LISTED ENTRIES:
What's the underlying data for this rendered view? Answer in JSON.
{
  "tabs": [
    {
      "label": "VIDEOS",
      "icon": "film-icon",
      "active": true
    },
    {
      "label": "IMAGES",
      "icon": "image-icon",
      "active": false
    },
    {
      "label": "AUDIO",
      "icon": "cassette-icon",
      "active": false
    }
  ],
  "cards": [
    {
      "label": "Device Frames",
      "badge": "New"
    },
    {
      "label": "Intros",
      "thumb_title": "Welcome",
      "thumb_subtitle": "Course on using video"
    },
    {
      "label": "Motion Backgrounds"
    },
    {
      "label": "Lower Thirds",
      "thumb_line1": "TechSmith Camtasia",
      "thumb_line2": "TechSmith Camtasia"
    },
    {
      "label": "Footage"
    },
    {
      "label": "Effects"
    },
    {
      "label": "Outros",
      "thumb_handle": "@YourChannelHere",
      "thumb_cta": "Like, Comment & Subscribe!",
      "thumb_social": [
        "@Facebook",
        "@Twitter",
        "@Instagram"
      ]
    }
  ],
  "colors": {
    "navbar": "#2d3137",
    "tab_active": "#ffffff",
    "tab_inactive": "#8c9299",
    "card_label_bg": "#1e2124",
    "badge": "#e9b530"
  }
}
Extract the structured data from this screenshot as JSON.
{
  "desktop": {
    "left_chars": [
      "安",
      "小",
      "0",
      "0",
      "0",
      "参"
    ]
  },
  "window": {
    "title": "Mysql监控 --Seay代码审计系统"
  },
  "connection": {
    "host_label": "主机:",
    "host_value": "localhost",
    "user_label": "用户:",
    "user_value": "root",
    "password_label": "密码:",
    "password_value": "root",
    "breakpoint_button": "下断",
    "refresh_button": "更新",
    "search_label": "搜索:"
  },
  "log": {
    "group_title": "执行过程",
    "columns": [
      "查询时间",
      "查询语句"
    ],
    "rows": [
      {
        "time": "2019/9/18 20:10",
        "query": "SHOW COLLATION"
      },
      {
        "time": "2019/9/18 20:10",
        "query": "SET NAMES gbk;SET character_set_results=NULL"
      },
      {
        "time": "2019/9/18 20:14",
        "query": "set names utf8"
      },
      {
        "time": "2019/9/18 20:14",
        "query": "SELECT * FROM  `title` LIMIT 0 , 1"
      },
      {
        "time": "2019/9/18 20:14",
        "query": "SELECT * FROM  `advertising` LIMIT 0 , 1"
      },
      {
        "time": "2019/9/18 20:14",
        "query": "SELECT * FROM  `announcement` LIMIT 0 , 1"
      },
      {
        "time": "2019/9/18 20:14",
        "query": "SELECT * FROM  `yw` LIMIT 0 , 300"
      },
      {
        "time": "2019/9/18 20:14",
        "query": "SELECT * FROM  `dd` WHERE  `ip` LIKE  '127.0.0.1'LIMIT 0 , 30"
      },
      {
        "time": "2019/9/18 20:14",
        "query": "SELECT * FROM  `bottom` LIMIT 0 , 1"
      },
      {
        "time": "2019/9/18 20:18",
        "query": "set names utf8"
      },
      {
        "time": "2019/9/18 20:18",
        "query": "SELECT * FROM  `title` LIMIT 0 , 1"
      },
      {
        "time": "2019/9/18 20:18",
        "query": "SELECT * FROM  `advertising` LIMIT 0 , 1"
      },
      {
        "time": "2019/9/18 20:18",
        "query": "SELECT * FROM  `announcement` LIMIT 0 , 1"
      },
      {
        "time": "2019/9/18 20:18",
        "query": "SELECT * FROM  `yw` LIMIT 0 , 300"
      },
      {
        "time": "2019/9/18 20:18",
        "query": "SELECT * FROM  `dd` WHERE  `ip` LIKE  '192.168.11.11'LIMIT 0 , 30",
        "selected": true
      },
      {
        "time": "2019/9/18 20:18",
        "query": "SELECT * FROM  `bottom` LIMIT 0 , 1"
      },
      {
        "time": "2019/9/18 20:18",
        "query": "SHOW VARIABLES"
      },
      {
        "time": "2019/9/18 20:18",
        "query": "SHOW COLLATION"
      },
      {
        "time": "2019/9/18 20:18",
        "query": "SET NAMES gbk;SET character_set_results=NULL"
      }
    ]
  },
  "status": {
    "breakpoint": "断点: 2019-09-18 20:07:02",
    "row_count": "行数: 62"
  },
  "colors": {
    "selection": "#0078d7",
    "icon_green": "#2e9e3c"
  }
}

REQUIREMENT:
Tally how many lines of the data include the word "WHERE". Write the number and nothing else.

FINAL RESULT:
2